TASK REQUIREMENTS
From the entries below, count the lines with "Netherlands". Write only the count.

======

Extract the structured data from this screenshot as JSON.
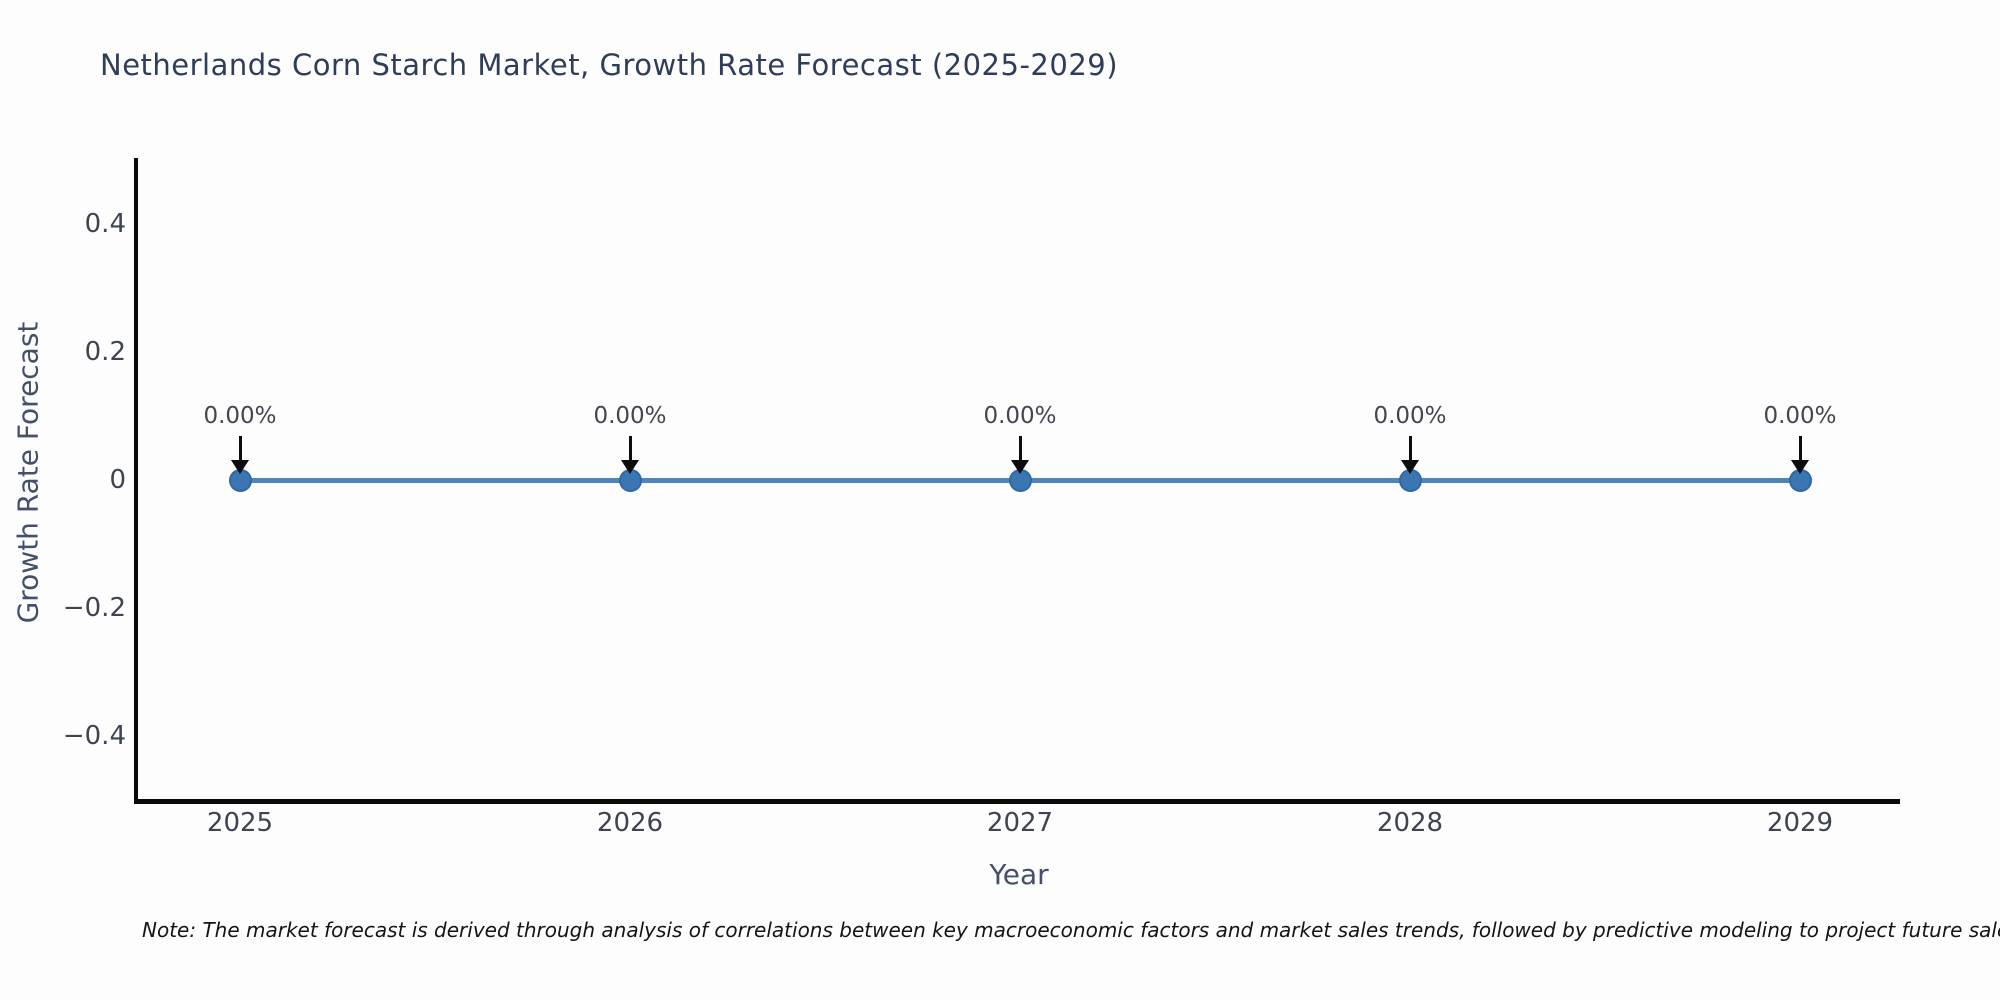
{
  "title": "Netherlands Corn Starch Market, Growth Rate Forecast (2025-2029)",
  "note": "Note: The market forecast is derived through analysis of correlations between key macroeconomic factors and market sales trends, followed by predictive modeling to project future sales",
  "colors": {
    "line": "#4e86ba",
    "marker": "#3b76b3",
    "spine": "#0a0a0a",
    "title_text": "#2e3d59",
    "axis_title_text": "#42506a",
    "tick_text": "#3e4450",
    "annotation_text": "#42464e",
    "background": "#fdfdfd"
  },
  "chart_data": {
    "type": "line",
    "title": "Netherlands Corn Starch Market, Growth Rate Forecast (2025-2029)",
    "x": [
      2025,
      2026,
      2027,
      2028,
      2029
    ],
    "series": [
      {
        "name": "Growth Rate Forecast",
        "values": [
          0,
          0,
          0,
          0,
          0
        ],
        "point_labels": [
          "0.00%",
          "0.00%",
          "0.00%",
          "0.00%",
          "0.00%"
        ]
      }
    ],
    "xlabel": "Year",
    "ylabel": "Growth Rate Forecast",
    "xticklabels": [
      "2025",
      "2026",
      "2027",
      "2028",
      "2029"
    ],
    "ytick_values": [
      0.4,
      0.2,
      0,
      -0.2,
      -0.4
    ],
    "yticklabels": [
      "0.4",
      "0.2",
      "0",
      "−0.2",
      "−0.4"
    ],
    "ylim": [
      -0.5,
      0.5
    ],
    "grid": false,
    "legend_position": "none",
    "annotation_arrows": "black arrows pointing down to each data point"
  }
}
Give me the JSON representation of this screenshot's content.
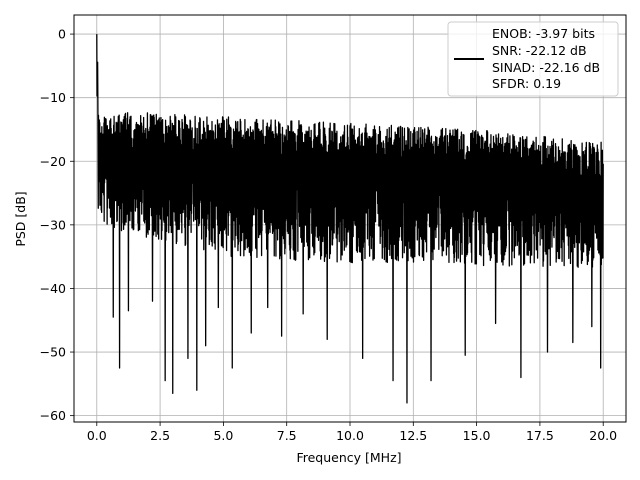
{
  "chart_data": {
    "type": "line",
    "title": "",
    "xlabel": "Frequency [MHz]",
    "ylabel": "PSD [dB]",
    "xlim": [
      -0.9,
      20.9
    ],
    "ylim": [
      -61,
      3
    ],
    "xticks": [
      0.0,
      2.5,
      5.0,
      7.5,
      10.0,
      12.5,
      15.0,
      17.5,
      20.0
    ],
    "xtick_labels": [
      "0.0",
      "2.5",
      "5.0",
      "7.5",
      "10.0",
      "12.5",
      "15.0",
      "17.5",
      "20.0"
    ],
    "yticks": [
      0,
      -10,
      -20,
      -30,
      -40,
      -50,
      -60
    ],
    "ytick_labels": [
      "0",
      "−10",
      "−20",
      "−30",
      "−40",
      "−50",
      "−60"
    ],
    "grid": true,
    "legend": {
      "position": "top-right",
      "entries": [
        "ENOB: -3.97 bits",
        "SNR: -22.12 dB",
        "SINAD: -22.16 dB",
        "SFDR: 0.19"
      ]
    },
    "series": [
      {
        "color": "#000000",
        "frequency_range_mhz": [
          0.0,
          20.0
        ],
        "peak": {
          "x": 0.0,
          "y": 0.0
        },
        "upper_envelope": {
          "x": [
            0.0,
            0.05,
            0.3,
            0.8,
            2.0,
            5.0,
            10.0,
            15.0,
            20.0
          ],
          "y": [
            0.0,
            -6.0,
            -9.0,
            -11.0,
            -11.5,
            -11.5,
            -12.0,
            -13.0,
            -14.0
          ]
        },
        "noise_band": {
          "x": [
            0.0,
            5.0,
            10.0,
            15.0,
            20.0
          ],
          "high": [
            -12.0,
            -13.0,
            -14.0,
            -15.0,
            -17.0
          ],
          "low": [
            -30.0,
            -35.0,
            -36.0,
            -36.5,
            -37.0
          ]
        },
        "deep_nulls": [
          {
            "x": 0.65,
            "y": -44.5
          },
          {
            "x": 0.9,
            "y": -52.5
          },
          {
            "x": 1.25,
            "y": -43.5
          },
          {
            "x": 2.2,
            "y": -42.0
          },
          {
            "x": 2.7,
            "y": -54.5
          },
          {
            "x": 3.0,
            "y": -56.5
          },
          {
            "x": 3.6,
            "y": -51.0
          },
          {
            "x": 3.95,
            "y": -56.0
          },
          {
            "x": 4.3,
            "y": -49.0
          },
          {
            "x": 4.8,
            "y": -43.0
          },
          {
            "x": 5.35,
            "y": -52.5
          },
          {
            "x": 6.1,
            "y": -47.0
          },
          {
            "x": 6.75,
            "y": -43.0
          },
          {
            "x": 7.3,
            "y": -47.5
          },
          {
            "x": 8.15,
            "y": -44.0
          },
          {
            "x": 9.1,
            "y": -48.0
          },
          {
            "x": 10.5,
            "y": -51.0
          },
          {
            "x": 11.7,
            "y": -54.5
          },
          {
            "x": 12.25,
            "y": -58.0
          },
          {
            "x": 13.2,
            "y": -54.5
          },
          {
            "x": 14.55,
            "y": -50.5
          },
          {
            "x": 15.75,
            "y": -45.5
          },
          {
            "x": 16.75,
            "y": -54.0
          },
          {
            "x": 17.8,
            "y": -50.0
          },
          {
            "x": 18.8,
            "y": -48.5
          },
          {
            "x": 19.55,
            "y": -46.0
          },
          {
            "x": 19.9,
            "y": -52.5
          }
        ]
      }
    ]
  }
}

======

REPLY TO THE EXERCISE
2